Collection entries
------------------------------------------------------------
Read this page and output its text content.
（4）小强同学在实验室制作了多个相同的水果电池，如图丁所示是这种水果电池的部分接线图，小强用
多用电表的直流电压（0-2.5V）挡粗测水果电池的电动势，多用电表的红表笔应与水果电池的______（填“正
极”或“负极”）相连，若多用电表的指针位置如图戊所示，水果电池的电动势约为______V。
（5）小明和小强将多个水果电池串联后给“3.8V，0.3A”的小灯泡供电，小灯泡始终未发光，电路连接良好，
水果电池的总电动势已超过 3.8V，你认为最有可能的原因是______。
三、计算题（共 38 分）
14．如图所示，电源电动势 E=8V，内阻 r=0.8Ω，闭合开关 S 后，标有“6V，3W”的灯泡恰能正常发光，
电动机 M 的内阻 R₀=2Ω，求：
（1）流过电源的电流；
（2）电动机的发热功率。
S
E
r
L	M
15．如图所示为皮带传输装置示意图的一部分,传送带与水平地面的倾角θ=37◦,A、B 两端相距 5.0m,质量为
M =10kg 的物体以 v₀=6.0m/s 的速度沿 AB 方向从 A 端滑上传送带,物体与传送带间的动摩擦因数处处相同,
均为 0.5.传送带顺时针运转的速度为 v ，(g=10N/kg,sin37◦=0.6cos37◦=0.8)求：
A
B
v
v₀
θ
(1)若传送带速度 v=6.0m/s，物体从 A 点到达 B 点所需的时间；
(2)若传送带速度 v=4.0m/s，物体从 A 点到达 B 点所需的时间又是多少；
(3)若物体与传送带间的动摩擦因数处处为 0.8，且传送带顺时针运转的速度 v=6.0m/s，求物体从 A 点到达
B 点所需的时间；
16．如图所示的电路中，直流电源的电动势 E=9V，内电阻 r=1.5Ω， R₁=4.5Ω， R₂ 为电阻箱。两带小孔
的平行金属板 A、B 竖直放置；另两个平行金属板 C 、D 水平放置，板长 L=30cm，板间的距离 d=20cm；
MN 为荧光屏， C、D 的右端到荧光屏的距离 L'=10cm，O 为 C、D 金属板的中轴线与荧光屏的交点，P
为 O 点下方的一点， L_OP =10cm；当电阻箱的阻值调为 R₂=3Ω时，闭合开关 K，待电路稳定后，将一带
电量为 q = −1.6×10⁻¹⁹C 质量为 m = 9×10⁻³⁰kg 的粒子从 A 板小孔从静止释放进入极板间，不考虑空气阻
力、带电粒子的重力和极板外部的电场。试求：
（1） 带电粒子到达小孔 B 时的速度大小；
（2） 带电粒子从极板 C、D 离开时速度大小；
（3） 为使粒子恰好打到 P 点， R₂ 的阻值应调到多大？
------------------------------------------------------------
Directive >> Reproduce every line of the data verbatim.

Output of the exercise >>
Read this page and output its text content.
（4）小强同学在实验室制作了多个相同的水果电池，如图丁所示是这种水果电池的部分接线图，小强用
多用电表的直流电压（0-2.5V）挡粗测水果电池的电动势，多用电表的红表笔应与水果电池的______（填“正
极”或“负极”）相连，若多用电表的指针位置如图戊所示，水果电池的电动势约为______V。
（5）小明和小强将多个水果电池串联后给“3.8V，0.3A”的小灯泡供电，小灯泡始终未发光，电路连接良好，
水果电池的总电动势已超过 3.8V，你认为最有可能的原因是______。
三、计算题（共 38 分）
14．如图所示，电源电动势 E=8V，内阻 r=0.8Ω，闭合开关 S 后，标有“6V，3W”的灯泡恰能正常发光，
电动机 M 的内阻 R₀=2Ω，求：
（1）流过电源的电流；
（2）电动机的发热功率。
S
E
r
L	M
15．如图所示为皮带传输装置示意图的一部分,传送带与水平地面的倾角θ=37◦,A、B 两端相距 5.0m,质量为
M =10kg 的物体以 v₀=6.0m/s 的速度沿 AB 方向从 A 端滑上传送带,物体与传送带间的动摩擦因数处处相同,
均为 0.5.传送带顺时针运转的速度为 v ，(g=10N/kg,sin37◦=0.6cos37◦=0.8)求：
A
B
v
v₀
θ
(1)若传送带速度 v=6.0m/s，物体从 A 点到达 B 点所需的时间；
(2)若传送带速度 v=4.0m/s，物体从 A 点到达 B 点所需的时间又是多少；
(3)若物体与传送带间的动摩擦因数处处为 0.8，且传送带顺时针运转的速度 v=6.0m/s，求物体从 A 点到达
B 点所需的时间；
16．如图所示的电路中，直流电源的电动势 E=9V，内电阻 r=1.5Ω， R₁=4.5Ω， R₂ 为电阻箱。两带小孔
的平行金属板 A、B 竖直放置；另两个平行金属板 C 、D 水平放置，板长 L=30cm，板间的距离 d=20cm；
MN 为荧光屏， C、D 的右端到荧光屏的距离 L'=10cm，O 为 C、D 金属板的中轴线与荧光屏的交点，P
为 O 点下方的一点， L_OP =10cm；当电阻箱的阻值调为 R₂=3Ω时，闭合开关 K，待电路稳定后，将一带
电量为 q = −1.6×10⁻¹⁹C 质量为 m = 9×10⁻³⁰kg 的粒子从 A 板小孔从静止释放进入极板间，不考虑空气阻
力、带电粒子的重力和极板外部的电场。试求：
（1） 带电粒子到达小孔 B 时的速度大小；
（2） 带电粒子从极板 C、D 离开时速度大小；
（3） 为使粒子恰好打到 P 点， R₂ 的阻值应调到多大？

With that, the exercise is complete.